_WORK TO BE COMPLETED_.
Return verbatim the lines of the records, beginning with the very first line and continuing through the line that contains "bullet-text-suffix: caches pages".

_GIVEN RECORDS_.
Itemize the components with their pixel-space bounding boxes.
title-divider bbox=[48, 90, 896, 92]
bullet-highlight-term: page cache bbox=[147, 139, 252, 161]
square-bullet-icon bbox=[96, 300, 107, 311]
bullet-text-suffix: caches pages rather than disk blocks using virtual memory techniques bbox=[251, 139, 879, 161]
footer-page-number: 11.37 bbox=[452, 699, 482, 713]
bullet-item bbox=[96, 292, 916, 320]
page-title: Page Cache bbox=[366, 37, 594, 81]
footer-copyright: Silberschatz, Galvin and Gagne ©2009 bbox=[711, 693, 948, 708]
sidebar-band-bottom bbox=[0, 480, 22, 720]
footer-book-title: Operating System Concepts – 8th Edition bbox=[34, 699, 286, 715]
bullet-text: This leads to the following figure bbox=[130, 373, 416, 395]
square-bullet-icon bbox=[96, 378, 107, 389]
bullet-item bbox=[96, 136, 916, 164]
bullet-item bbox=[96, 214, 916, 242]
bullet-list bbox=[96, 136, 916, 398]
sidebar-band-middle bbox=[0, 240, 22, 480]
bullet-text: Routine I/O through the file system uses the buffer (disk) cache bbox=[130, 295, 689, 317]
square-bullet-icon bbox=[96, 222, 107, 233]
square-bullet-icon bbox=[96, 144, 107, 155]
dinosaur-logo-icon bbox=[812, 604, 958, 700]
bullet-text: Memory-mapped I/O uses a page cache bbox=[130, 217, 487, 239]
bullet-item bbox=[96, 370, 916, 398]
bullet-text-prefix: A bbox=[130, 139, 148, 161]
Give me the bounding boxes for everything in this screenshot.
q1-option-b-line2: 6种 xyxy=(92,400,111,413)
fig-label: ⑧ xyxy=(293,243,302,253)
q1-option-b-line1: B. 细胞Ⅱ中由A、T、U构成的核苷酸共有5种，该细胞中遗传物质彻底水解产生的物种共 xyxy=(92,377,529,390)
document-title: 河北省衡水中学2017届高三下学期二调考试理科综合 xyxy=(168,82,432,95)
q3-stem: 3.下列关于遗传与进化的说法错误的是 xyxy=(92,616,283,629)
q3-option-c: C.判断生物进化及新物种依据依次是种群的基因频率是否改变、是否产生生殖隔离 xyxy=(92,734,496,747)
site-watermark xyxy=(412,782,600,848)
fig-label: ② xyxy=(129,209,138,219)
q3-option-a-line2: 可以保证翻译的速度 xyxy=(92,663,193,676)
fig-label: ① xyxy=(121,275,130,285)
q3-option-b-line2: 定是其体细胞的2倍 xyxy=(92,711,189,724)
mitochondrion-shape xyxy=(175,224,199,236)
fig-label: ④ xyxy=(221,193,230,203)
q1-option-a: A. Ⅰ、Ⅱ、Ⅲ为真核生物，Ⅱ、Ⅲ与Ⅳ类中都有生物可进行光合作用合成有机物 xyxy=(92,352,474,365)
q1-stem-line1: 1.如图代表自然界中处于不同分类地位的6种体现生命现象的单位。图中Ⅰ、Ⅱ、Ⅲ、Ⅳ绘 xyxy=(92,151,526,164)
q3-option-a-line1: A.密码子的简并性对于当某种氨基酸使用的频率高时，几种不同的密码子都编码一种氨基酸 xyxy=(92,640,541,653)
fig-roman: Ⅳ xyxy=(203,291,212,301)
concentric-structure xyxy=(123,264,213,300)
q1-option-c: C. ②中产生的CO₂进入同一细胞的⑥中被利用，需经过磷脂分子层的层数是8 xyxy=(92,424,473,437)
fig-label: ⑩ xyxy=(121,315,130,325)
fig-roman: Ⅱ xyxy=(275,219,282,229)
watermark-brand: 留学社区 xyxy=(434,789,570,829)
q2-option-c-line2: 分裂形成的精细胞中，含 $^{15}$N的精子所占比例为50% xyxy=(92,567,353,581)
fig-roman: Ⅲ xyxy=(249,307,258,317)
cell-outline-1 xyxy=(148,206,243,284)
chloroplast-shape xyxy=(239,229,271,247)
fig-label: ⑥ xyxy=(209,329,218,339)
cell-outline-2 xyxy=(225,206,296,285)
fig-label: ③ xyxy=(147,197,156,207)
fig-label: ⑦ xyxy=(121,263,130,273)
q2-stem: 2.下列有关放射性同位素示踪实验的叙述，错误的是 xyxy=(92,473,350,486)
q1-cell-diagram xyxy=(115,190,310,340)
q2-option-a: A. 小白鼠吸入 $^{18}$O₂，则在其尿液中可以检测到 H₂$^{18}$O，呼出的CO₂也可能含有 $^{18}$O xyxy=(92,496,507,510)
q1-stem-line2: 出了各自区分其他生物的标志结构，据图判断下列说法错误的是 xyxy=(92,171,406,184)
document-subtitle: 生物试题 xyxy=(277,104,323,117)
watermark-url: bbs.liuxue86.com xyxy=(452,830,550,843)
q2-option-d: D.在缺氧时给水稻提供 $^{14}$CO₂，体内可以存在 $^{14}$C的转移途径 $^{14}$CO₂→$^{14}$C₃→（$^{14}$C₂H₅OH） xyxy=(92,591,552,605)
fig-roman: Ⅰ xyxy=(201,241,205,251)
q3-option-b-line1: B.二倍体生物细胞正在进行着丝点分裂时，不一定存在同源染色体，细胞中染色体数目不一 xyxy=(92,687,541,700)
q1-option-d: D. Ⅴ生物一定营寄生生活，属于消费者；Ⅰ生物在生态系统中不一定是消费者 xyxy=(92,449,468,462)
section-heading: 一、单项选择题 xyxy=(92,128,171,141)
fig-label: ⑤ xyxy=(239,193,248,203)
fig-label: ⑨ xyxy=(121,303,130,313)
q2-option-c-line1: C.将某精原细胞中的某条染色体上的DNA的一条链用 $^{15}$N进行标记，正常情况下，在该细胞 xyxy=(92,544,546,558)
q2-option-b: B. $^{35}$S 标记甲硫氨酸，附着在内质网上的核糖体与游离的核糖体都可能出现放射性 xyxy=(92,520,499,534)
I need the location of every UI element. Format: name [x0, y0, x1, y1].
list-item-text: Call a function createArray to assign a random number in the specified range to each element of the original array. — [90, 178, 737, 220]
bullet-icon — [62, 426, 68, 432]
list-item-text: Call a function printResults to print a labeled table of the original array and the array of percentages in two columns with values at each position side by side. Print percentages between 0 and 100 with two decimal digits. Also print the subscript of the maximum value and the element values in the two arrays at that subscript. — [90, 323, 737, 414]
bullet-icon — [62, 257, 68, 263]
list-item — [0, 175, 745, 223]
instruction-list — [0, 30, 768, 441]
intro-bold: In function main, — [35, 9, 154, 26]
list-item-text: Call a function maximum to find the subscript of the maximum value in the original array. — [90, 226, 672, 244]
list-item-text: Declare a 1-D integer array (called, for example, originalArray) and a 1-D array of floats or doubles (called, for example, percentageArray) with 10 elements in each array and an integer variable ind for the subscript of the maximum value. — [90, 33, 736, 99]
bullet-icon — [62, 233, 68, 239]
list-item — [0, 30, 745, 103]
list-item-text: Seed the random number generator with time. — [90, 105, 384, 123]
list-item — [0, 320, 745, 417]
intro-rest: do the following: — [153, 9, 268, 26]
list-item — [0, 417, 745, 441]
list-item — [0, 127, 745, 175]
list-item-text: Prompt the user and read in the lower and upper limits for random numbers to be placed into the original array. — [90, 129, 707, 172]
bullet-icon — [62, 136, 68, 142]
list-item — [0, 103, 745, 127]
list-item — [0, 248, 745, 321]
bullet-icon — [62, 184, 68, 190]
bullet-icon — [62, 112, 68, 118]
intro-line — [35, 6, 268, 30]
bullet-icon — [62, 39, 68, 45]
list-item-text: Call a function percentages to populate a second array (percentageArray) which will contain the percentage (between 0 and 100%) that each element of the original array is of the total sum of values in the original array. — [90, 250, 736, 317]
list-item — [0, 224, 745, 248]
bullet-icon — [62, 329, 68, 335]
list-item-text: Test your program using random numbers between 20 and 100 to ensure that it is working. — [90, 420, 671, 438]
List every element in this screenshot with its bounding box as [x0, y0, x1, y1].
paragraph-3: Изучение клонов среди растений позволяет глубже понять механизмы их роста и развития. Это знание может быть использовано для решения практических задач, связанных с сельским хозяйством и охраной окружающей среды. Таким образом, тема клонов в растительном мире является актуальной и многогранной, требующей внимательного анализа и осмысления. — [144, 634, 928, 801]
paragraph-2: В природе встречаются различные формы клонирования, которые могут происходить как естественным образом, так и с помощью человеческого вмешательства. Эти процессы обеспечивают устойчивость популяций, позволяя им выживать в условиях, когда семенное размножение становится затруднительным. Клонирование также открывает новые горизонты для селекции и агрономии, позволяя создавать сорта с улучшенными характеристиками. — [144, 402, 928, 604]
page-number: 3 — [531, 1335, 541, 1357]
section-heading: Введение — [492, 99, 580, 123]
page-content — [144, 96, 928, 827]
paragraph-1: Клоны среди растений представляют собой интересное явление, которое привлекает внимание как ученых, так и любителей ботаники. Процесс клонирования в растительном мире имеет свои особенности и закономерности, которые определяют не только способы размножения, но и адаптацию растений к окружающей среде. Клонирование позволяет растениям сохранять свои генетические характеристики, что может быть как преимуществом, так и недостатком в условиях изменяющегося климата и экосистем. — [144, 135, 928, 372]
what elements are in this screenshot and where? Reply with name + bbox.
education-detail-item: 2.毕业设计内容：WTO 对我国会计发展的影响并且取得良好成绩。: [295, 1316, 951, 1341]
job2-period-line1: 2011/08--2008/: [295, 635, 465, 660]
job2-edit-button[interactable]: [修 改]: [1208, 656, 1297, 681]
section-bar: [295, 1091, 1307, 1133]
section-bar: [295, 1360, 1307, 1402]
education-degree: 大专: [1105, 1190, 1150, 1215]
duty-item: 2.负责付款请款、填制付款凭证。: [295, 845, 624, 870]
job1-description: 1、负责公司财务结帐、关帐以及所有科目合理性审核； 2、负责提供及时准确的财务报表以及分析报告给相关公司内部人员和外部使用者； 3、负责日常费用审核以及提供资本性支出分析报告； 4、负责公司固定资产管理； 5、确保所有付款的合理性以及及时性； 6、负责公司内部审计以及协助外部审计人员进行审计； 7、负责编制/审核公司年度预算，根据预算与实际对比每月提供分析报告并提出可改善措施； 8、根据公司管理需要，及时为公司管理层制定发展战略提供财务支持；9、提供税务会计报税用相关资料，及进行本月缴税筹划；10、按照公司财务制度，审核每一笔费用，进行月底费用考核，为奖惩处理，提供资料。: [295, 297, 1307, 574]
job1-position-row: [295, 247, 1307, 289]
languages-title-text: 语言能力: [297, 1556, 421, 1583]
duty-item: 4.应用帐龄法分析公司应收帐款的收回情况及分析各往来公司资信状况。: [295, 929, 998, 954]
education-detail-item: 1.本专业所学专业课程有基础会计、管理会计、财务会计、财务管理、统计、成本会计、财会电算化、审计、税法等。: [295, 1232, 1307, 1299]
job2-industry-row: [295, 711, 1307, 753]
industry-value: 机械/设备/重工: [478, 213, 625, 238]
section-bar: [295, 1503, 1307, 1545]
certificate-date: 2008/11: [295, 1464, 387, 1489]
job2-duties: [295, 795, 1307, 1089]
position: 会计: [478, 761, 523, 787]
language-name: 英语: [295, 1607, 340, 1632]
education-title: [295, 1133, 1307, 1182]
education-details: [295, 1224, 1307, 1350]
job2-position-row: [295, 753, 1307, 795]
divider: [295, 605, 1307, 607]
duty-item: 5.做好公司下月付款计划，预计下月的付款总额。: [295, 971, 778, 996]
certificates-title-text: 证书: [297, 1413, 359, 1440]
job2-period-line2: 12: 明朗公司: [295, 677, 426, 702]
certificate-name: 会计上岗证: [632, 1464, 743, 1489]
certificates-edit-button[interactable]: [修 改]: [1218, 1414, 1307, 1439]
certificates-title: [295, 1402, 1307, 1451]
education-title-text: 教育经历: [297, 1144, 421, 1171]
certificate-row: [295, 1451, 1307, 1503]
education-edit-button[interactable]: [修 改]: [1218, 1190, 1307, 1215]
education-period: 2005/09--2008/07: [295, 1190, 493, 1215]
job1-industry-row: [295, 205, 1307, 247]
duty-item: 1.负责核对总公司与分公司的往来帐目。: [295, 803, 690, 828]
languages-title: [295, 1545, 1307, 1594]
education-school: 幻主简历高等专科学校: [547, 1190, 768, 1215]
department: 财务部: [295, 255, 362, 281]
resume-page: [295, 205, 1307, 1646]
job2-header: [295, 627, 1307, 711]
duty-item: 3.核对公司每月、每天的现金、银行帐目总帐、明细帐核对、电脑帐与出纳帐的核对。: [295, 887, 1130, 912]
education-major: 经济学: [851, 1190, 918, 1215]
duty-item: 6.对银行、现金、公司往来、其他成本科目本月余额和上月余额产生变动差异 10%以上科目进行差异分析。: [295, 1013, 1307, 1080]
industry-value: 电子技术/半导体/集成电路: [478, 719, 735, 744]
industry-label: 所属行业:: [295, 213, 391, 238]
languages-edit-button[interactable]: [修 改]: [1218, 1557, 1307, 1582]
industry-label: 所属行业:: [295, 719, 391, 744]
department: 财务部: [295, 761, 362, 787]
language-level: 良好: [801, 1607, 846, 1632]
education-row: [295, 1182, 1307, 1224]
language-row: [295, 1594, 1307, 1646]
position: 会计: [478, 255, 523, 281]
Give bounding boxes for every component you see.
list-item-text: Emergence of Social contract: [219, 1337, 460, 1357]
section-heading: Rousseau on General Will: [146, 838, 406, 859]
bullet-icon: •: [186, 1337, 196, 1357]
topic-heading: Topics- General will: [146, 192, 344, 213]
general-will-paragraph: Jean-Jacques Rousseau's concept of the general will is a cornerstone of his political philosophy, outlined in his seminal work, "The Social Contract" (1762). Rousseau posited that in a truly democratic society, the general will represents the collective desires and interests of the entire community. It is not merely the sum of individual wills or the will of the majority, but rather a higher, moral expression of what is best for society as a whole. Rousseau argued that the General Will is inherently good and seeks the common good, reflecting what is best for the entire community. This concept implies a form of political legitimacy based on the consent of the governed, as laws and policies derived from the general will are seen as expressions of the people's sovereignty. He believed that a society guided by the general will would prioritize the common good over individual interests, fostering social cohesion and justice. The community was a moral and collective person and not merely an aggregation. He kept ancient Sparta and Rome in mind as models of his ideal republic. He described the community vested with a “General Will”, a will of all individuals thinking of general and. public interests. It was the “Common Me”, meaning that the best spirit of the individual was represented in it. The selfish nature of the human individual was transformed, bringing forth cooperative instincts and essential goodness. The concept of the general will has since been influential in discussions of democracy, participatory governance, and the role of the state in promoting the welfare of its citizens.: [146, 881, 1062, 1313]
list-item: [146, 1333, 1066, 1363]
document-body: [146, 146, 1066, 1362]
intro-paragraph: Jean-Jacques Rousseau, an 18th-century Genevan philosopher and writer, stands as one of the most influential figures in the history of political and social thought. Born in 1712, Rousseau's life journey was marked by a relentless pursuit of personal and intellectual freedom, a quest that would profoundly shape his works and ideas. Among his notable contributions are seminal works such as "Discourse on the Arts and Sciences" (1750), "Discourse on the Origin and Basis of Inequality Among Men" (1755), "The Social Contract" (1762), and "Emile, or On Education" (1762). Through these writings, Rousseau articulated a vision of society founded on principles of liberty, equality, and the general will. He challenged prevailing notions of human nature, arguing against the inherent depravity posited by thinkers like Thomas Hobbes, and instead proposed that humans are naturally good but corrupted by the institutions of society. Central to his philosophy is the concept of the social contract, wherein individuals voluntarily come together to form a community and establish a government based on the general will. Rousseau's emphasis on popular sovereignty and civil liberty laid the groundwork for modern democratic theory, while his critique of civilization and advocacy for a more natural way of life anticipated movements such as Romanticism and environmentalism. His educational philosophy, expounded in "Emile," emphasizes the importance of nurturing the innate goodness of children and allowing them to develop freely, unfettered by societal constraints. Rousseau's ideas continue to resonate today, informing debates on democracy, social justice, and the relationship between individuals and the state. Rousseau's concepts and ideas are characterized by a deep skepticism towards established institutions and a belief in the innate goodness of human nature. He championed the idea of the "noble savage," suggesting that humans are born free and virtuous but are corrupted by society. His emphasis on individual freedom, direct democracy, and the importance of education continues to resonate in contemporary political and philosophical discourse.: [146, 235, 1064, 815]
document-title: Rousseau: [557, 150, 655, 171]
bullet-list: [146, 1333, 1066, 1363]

_EXERCISE SOLUTION_.
Itemize the components with their pixel-space bounding boxes.
title-divider bbox=[48, 90, 896, 92]
bullet-highlight-term: page cache bbox=[147, 139, 252, 161]
square-bullet-icon bbox=[96, 300, 107, 311]
bullet-text-suffix: caches pages rather than disk blocks using virtual memory techniques bbox=[251, 139, 879, 161]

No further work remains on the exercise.